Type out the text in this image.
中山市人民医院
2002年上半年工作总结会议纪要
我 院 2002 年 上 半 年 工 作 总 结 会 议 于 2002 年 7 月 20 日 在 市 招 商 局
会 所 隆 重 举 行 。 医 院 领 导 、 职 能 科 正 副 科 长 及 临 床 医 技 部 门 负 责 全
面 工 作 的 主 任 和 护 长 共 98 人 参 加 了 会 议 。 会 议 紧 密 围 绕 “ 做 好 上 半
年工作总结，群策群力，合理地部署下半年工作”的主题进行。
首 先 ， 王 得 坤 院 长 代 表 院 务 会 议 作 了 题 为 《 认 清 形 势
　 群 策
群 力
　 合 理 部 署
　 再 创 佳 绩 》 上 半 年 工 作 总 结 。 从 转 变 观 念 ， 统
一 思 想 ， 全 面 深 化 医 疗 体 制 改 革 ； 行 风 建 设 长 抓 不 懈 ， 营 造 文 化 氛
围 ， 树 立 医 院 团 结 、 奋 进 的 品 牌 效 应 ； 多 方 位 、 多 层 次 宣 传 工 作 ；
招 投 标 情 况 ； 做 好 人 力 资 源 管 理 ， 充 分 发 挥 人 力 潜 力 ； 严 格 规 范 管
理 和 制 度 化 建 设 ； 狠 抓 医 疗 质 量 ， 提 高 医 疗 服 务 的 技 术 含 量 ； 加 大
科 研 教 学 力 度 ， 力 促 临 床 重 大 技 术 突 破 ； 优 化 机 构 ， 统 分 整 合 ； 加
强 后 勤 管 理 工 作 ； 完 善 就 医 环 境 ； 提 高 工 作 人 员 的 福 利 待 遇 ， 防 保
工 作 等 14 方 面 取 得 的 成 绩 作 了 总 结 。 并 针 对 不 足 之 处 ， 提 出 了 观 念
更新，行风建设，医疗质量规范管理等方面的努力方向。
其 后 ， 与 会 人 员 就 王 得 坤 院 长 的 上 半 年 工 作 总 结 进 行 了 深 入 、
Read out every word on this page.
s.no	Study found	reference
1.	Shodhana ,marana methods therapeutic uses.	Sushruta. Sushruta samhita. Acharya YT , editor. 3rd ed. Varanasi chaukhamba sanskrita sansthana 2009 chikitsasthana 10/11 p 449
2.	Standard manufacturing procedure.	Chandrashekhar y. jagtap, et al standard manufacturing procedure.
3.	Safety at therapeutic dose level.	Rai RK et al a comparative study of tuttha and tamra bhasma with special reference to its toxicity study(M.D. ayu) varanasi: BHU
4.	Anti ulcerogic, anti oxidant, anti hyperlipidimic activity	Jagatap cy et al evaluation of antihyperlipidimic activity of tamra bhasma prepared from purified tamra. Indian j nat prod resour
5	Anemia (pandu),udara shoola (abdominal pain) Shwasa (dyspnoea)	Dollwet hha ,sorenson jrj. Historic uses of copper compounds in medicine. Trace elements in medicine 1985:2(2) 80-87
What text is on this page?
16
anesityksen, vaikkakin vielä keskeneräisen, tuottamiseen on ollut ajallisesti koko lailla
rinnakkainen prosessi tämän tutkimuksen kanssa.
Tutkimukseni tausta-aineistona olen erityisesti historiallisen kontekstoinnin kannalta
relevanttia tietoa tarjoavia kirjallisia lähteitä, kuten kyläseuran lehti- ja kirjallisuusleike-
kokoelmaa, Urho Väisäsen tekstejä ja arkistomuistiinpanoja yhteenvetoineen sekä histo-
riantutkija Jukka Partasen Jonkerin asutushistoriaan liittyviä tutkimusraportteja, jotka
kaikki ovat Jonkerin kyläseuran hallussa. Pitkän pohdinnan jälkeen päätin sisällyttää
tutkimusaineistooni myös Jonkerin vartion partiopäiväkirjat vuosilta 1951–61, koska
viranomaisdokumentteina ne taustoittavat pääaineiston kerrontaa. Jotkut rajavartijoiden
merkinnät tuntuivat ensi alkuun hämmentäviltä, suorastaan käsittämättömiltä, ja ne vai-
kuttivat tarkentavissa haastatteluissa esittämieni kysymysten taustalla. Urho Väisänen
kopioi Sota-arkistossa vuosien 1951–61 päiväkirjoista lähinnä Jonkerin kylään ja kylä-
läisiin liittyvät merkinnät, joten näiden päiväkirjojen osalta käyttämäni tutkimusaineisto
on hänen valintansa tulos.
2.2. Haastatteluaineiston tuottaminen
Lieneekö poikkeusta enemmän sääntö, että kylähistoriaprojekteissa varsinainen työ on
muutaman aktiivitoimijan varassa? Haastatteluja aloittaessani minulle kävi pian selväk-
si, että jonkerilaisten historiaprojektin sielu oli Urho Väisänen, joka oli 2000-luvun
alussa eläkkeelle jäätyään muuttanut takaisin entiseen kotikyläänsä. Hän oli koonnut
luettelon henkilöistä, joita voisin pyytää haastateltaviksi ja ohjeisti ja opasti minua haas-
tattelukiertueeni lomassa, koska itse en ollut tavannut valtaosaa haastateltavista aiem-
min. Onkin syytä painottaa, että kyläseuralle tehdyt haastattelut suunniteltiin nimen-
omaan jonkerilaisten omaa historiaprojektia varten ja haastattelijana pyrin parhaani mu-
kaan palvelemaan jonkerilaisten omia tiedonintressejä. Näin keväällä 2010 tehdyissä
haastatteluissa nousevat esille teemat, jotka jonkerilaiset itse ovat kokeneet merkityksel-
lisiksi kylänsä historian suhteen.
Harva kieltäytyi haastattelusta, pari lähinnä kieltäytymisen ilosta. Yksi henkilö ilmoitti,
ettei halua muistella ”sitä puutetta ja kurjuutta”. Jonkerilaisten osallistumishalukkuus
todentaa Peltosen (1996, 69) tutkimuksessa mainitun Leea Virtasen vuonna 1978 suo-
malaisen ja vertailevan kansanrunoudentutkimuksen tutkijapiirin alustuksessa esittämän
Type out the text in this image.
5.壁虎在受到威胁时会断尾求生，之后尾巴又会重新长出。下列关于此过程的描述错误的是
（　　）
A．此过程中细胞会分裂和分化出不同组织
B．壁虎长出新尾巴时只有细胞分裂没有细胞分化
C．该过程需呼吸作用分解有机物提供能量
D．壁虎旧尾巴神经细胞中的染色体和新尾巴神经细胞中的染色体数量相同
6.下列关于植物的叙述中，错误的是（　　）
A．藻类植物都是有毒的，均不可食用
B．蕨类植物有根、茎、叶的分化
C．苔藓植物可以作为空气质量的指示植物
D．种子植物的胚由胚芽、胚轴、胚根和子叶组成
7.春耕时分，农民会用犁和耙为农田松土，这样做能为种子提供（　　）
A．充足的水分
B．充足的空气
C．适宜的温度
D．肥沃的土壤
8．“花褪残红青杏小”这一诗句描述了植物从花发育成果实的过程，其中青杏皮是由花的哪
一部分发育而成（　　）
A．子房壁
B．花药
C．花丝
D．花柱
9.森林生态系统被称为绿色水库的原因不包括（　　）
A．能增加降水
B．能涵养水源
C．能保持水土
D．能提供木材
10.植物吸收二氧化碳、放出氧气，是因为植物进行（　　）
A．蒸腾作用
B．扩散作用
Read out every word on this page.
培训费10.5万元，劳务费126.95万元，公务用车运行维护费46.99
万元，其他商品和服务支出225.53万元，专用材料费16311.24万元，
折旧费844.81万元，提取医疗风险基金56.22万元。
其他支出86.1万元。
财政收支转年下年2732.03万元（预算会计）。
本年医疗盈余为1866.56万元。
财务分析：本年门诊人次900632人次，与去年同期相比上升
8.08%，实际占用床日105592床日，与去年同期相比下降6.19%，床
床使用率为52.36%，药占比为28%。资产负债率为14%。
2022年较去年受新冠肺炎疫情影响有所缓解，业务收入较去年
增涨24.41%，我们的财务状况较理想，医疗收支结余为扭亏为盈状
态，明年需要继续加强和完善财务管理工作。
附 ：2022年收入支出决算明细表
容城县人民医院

# # # #

■ Exercise requirements: Exactly as written, please output every entry.

■ Answer to this exercise:
Type out the text in this image.
中山市人民医院
2002年上半年工作总结会议纪要
我 院 2002 年 上 半 年 工 作 总 结 会 议 于 2002 年 7 月 20 日 在 市 招 商 局
会 所 隆 重 举 行 。 医 院 领 导 、 职 能 科 正 副 科 长 及 临 床 医 技 部 门 负 责 全
面 工 作 的 主 任 和 护 长 共 98 人 参 加 了 会 议 。 会 议 紧 密 围 绕 “ 做 好 上 半
年工作总结，群策群力，合理地部署下半年工作”的主题进行。
首 先 ， 王 得 坤 院 长 代 表 院 务 会 议 作 了 题 为 《 认 清 形 势
　 群 策
群 力
　 合 理 部 署
　 再 创 佳 绩 》 上 半 年 工 作 总 结 。 从 转 变 观 念 ， 统
一 思 想 ， 全 面 深 化 医 疗 体 制 改 革 ； 行 风 建 设 长 抓 不 懈 ， 营 造 文 化 氛
围 ， 树 立 医 院 团 结 、 奋 进 的 品 牌 效 应 ； 多 方 位 、 多 层 次 宣 传 工 作 ；
招 投 标 情 况 ； 做 好 人 力 资 源 管 理 ， 充 分 发 挥 人 力 潜 力 ； 严 格 规 范 管
理 和 制 度 化 建 设 ； 狠 抓 医 疗 质 量 ， 提 高 医 疗 服 务 的 技 术 含 量 ； 加 大
科 研 教 学 力 度 ， 力 促 临 床 重 大 技 术 突 破 ； 优 化 机 构 ， 统 分 整 合 ； 加
强 后 勤 管 理 工 作 ； 完 善 就 医 环 境 ； 提 高 工 作 人 员 的 福 利 待 遇 ， 防 保
工 作 等 14 方 面 取 得 的 成 绩 作 了 总 结 。 并 针 对 不 足 之 处 ， 提 出 了 观 念
更新，行风建设，医疗质量规范管理等方面的努力方向。
其 后 ， 与 会 人 员 就 王 得 坤 院 长 的 上 半 年 工 作 总 结 进 行 了 深 入 、
Read out every word on this page.
s.no	Study found	reference
1.	Shodhana ,marana methods therapeutic uses.	Sushruta. Sushruta samhita. Acharya YT , editor. 3rd ed. Varanasi chaukhamba sanskrita sansthana 2009 chikitsasthana 10/11 p 449
2.	Standard manufacturing procedure.	Chandrashekhar y. jagtap, et al standard manufacturing procedure.
3.	Safety at therapeutic dose level.	Rai RK et al a comparative study of tuttha and tamra bhasma with special reference to its toxicity study(M.D. ayu) varanasi: BHU
4.	Anti ulcerogic, anti oxidant, anti hyperlipidimic activity	Jagatap cy et al evaluation of antihyperlipidimic activity of tamra bhasma prepared from purified tamra. Indian j nat prod resour
5	Anemia (pandu),udara shoola (abdominal pain) Shwasa (dyspnoea)	Dollwet hha ,sorenson jrj. Historic uses of copper compounds in medicine. Trace elements in medicine 1985:2(2) 80-87
What text is on this page?
16
anesityksen, vaikkakin vielä keskeneräisen, tuottamiseen on ollut ajallisesti koko lailla
rinnakkainen prosessi tämän tutkimuksen kanssa.
Tutkimukseni tausta-aineistona olen erityisesti historiallisen kontekstoinnin kannalta
relevanttia tietoa tarjoavia kirjallisia lähteitä, kuten kyläseuran lehti- ja kirjallisuusleike-
kokoelmaa, Urho Väisäsen tekstejä ja arkistomuistiinpanoja yhteenvetoineen sekä histo-
riantutkija Jukka Partasen Jonkerin asutushistoriaan liittyviä tutkimusraportteja, jotka
kaikki ovat Jonkerin kyläseuran hallussa. Pitkän pohdinnan jälkeen päätin sisällyttää
tutkimusaineistooni myös Jonkerin vartion partiopäiväkirjat vuosilta 1951–61, koska
viranomaisdokumentteina ne taustoittavat pääaineiston kerrontaa. Jotkut rajavartijoiden
merkinnät tuntuivat ensi alkuun hämmentäviltä, suorastaan käsittämättömiltä, ja ne vai-
kuttivat tarkentavissa haastatteluissa esittämieni kysymysten taustalla. Urho Väisänen
kopioi Sota-arkistossa vuosien 1951–61 päiväkirjoista lähinnä Jonkerin kylään ja kylä-
läisiin liittyvät merkinnät, joten näiden päiväkirjojen osalta käyttämäni tutkimusaineisto
on hänen valintansa tulos.
2.2. Haastatteluaineiston tuottaminen
Lieneekö poikkeusta enemmän sääntö, että kylähistoriaprojekteissa varsinainen työ on
muutaman aktiivitoimijan varassa? Haastatteluja aloittaessani minulle kävi pian selväk-
si, että jonkerilaisten historiaprojektin sielu oli Urho Väisänen, joka oli 2000-luvun
alussa eläkkeelle jäätyään muuttanut takaisin entiseen kotikyläänsä. Hän oli koonnut
luettelon henkilöistä, joita voisin pyytää haastateltaviksi ja ohjeisti ja opasti minua haas-
tattelukiertueeni lomassa, koska itse en ollut tavannut valtaosaa haastateltavista aiem-
min. Onkin syytä painottaa, että kyläseuralle tehdyt haastattelut suunniteltiin nimen-
omaan jonkerilaisten omaa historiaprojektia varten ja haastattelijana pyrin parhaani mu-
kaan palvelemaan jonkerilaisten omia tiedonintressejä. Näin keväällä 2010 tehdyissä
haastatteluissa nousevat esille teemat, jotka jonkerilaiset itse ovat kokeneet merkityksel-
lisiksi kylänsä historian suhteen.
Harva kieltäytyi haastattelusta, pari lähinnä kieltäytymisen ilosta. Yksi henkilö ilmoitti,
ettei halua muistella ”sitä puutetta ja kurjuutta”. Jonkerilaisten osallistumishalukkuus
todentaa Peltosen (1996, 69) tutkimuksessa mainitun Leea Virtasen vuonna 1978 suo-
malaisen ja vertailevan kansanrunoudentutkimuksen tutkijapiirin alustuksessa esittämän
Type out the text in this image.
5.壁虎在受到威胁时会断尾求生，之后尾巴又会重新长出。下列关于此过程的描述错误的是
（　　）
A．此过程中细胞会分裂和分化出不同组织
B．壁虎长出新尾巴时只有细胞分裂没有细胞分化
C．该过程需呼吸作用分解有机物提供能量
D．壁虎旧尾巴神经细胞中的染色体和新尾巴神经细胞中的染色体数量相同
6.下列关于植物的叙述中，错误的是（　　）
A．藻类植物都是有毒的，均不可食用
B．蕨类植物有根、茎、叶的分化
C．苔藓植物可以作为空气质量的指示植物
D．种子植物的胚由胚芽、胚轴、胚根和子叶组成
7.春耕时分，农民会用犁和耙为农田松土，这样做能为种子提供（　　）
A．充足的水分
B．充足的空气
C．适宜的温度
D．肥沃的土壤
8．“花褪残红青杏小”这一诗句描述了植物从花发育成果实的过程，其中青杏皮是由花的哪
一部分发育而成（　　）
A．子房壁
B．花药
C．花丝
D．花柱
9.森林生态系统被称为绿色水库的原因不包括（　　）
A．能增加降水
B．能涵养水源
C．能保持水土
D．能提供木材
10.植物吸收二氧化碳、放出氧气，是因为植物进行（　　）
A．蒸腾作用
B．扩散作用
Read out every word on this page.
培训费10.5万元，劳务费126.95万元，公务用车运行维护费46.99
万元，其他商品和服务支出225.53万元，专用材料费16311.24万元，
折旧费844.81万元，提取医疗风险基金56.22万元。
其他支出86.1万元。
财政收支转年下年2732.03万元（预算会计）。
本年医疗盈余为1866.56万元。
财务分析：本年门诊人次900632人次，与去年同期相比上升
8.08%，实际占用床日105592床日，与去年同期相比下降6.19%，床
床使用率为52.36%，药占比为28%。资产负债率为14%。
2022年较去年受新冠肺炎疫情影响有所缓解，业务收入较去年
增涨24.41%，我们的财务状况较理想，医疗收支结余为扭亏为盈状
态，明年需要继续加强和完善财务管理工作。
附 ：2022年收入支出决算明细表
容城县人民医院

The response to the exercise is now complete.